• GIVEN EXERCISE: Please write out the complete listing that follows, exactly as it reads.

• SUPPLIED DATA:
%%
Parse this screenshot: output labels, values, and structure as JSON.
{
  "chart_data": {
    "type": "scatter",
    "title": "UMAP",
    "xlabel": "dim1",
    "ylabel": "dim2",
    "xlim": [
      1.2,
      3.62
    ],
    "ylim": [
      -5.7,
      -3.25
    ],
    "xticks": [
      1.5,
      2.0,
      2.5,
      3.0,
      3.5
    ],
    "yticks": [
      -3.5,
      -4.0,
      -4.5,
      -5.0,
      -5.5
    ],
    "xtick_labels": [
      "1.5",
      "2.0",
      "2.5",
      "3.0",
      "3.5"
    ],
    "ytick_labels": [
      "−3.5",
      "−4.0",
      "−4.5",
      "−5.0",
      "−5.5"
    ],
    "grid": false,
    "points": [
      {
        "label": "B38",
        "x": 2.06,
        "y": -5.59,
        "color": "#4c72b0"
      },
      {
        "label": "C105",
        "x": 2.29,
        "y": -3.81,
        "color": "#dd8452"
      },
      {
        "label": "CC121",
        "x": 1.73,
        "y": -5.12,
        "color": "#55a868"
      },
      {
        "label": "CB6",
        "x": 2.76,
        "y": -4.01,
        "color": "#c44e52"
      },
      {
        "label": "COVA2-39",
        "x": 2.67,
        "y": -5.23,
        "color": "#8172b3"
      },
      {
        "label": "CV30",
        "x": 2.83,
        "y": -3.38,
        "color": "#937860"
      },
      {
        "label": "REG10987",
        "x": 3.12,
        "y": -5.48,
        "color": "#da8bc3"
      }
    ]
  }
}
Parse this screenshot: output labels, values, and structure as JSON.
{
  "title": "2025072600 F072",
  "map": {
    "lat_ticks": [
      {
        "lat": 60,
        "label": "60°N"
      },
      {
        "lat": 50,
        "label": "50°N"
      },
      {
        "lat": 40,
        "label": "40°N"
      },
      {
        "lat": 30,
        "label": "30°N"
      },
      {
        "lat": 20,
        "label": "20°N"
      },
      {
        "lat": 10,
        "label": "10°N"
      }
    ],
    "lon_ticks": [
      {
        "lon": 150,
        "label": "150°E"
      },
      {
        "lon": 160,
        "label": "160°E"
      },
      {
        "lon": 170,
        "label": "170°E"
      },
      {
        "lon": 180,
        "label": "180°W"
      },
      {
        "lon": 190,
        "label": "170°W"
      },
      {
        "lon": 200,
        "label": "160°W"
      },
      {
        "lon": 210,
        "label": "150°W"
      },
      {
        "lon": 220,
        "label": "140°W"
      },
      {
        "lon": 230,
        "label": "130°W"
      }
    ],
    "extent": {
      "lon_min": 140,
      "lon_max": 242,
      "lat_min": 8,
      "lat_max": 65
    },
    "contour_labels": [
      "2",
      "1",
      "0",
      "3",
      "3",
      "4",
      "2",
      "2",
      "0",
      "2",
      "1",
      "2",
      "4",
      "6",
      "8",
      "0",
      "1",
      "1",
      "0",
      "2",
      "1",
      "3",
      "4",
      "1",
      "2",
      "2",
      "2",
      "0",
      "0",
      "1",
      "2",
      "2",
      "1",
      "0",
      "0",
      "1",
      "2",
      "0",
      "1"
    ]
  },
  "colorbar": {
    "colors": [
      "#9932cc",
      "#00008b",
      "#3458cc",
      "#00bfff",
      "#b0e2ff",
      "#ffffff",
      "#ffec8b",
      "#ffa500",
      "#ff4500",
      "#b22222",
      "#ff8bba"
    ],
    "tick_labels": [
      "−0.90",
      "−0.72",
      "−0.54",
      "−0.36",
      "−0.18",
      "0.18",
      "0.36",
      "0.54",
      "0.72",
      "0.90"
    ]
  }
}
%%
• SOLUTION:
Parse this screenshot: output labels, values, and structure as JSON.
{
  "chart_data": {
    "type": "scatter",
    "title": "UMAP",
    "xlabel": "dim1",
    "ylabel": "dim2",
    "xlim": [
      1.2,
      3.62
    ],
    "ylim": [
      -5.7,
      -3.25
    ],
    "xticks": [
      1.5,
      2.0,
      2.5,
      3.0,
      3.5
    ],
    "yticks": [
      -3.5,
      -4.0,
      -4.5,
      -5.0,
      -5.5
    ],
    "xtick_labels": [
      "1.5",
      "2.0",
      "2.5",
      "3.0",
      "3.5"
    ],
    "ytick_labels": [
      "−3.5",
      "−4.0",
      "−4.5",
      "−5.0",
      "−5.5"
    ],
    "grid": false,
    "points": [
      {
        "label": "B38",
        "x": 2.06,
        "y": -5.59,
        "color": "#4c72b0"
      },
      {
        "label": "C105",
        "x": 2.29,
        "y": -3.81,
        "color": "#dd8452"
      },
      {
        "label": "CC121",
        "x": 1.73,
        "y": -5.12,
        "color": "#55a868"
      },
      {
        "label": "CB6",
        "x": 2.76,
        "y": -4.01,
        "color": "#c44e52"
      },
      {
        "label": "COVA2-39",
        "x": 2.67,
        "y": -5.23,
        "color": "#8172b3"
      },
      {
        "label": "CV30",
        "x": 2.83,
        "y": -3.38,
        "color": "#937860"
      },
      {
        "label": "REG10987",
        "x": 3.12,
        "y": -5.48,
        "color": "#da8bc3"
      }
    ]
  }
}
Parse this screenshot: output labels, values, and structure as JSON.
{
  "title": "2025072600 F072",
  "map": {
    "lat_ticks": [
      {
        "lat": 60,
        "label": "60°N"
      },
      {
        "lat": 50,
        "label": "50°N"
      },
      {
        "lat": 40,
        "label": "40°N"
      },
      {
        "lat": 30,
        "label": "30°N"
      },
      {
        "lat": 20,
        "label": "20°N"
      },
      {
        "lat": 10,
        "label": "10°N"
      }
    ],
    "lon_ticks": [
      {
        "lon": 150,
        "label": "150°E"
      },
      {
        "lon": 160,
        "label": "160°E"
      },
      {
        "lon": 170,
        "label": "170°E"
      },
      {
        "lon": 180,
        "label": "180°W"
      },
      {
        "lon": 190,
        "label": "170°W"
      },
      {
        "lon": 200,
        "label": "160°W"
      },
      {
        "lon": 210,
        "label": "150°W"
      },
      {
        "lon": 220,
        "label": "140°W"
      },
      {
        "lon": 230,
        "label": "130°W"
      }
    ],
    "extent": {
      "lon_min": 140,
      "lon_max": 242,
      "lat_min": 8,
      "lat_max": 65
    },
    "contour_labels": [
      "2",
      "1",
      "0",
      "3",
      "3",
      "4",
      "2",
      "2",
      "0",
      "2",
      "1",
      "2",
      "4",
      "6",
      "8",
      "0",
      "1",
      "1",
      "0",
      "2",
      "1",
      "3",
      "4",
      "1",
      "2",
      "2",
      "2",
      "0",
      "0",
      "1",
      "2",
      "2",
      "1",
      "0",
      "0",
      "1",
      "2",
      "0",
      "1"
    ]
  },
  "colorbar": {
    "colors": [
      "#9932cc",
      "#00008b",
      "#3458cc",
      "#00bfff",
      "#b0e2ff",
      "#ffffff",
      "#ffec8b",
      "#ffa500",
      "#ff4500",
      "#b22222",
      "#ff8bba"
    ],
    "tick_labels": [
      "−0.90",
      "−0.72",
      "−0.54",
      "−0.36",
      "−0.18",
      "0.18",
      "0.36",
      "0.54",
      "0.72",
      "0.90"
    ]
  }
}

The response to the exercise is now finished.